Reading text.
In true capitalist fashion, Magie's good idea was stolen by a less imaginative but more opportunistic person. Her original game became popular among Leftist intellectuals, college students, and Quakers, who for some reason ended up modifying her original Monopoly rules and redesigned the board to reflect street names from Atlantic City, New Jersey. One such player of the revamped game was an unemployed and rather unimaginative man named Charles Darrow. He liked the Jersey version of the game so much that he took it to Parker Brothers, sold it to them as his own creation, and made a few million bucks. Classic.
The original idea behind Monopoly
Magie called her creation The Landlord's Game, and it originally had two sets of rules. The "Prosperity" set was meant to teach what she had learned from reading Henry George's classic work of economic theory, Progress and Poverty, which argues that "the equal right of all men to use the land is as clear as their equal right to breathe the air — it is a right proclaimed by the fact of their existence." Therefore, in this version, all players earned a land value tax when someone landed on a property. Victory for the people — all players won — was achieved when the one who had started out with the least amount of money doubled their bank roll.

Recorded information.

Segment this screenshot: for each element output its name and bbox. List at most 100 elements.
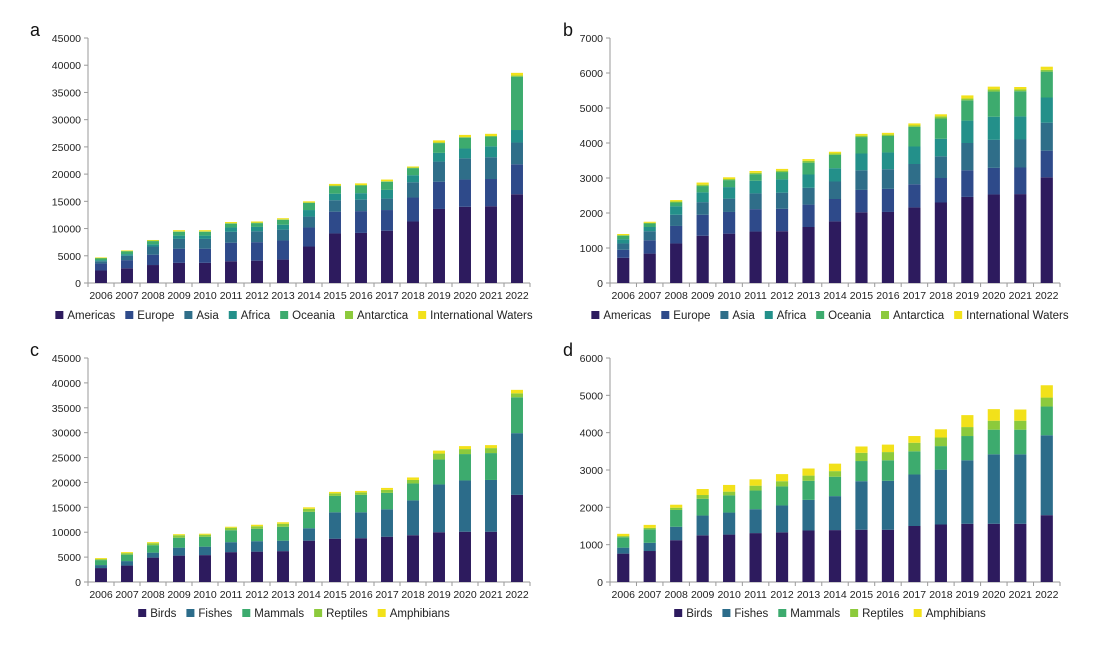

Jobs.
a. Translate this sentence from the text on Monopoly's origins into Spanish: "Magie called her creation The Landlord's Game, and it originally had two sets of rules."
b. Answer these questions using the text on Monopoly's origins:
(i) Street names from which city appeared on the redesigned board?
(ii) To which company did Charles Darrow sell the game?
(iii) What is the title of the Henry George work that the "Prosperity" rules were meant to teach?
The listing comes from a separate source, unrelated to the text on Monopoly's origins.

Answers given.
a. Magie llamó a su creación The Landlord's Game, y originalmente tenía dos conjuntos de reglas.

b.
(i) Atlantic City, New Jersey
(ii) Parker Brothers
(iii) Progress and Poverty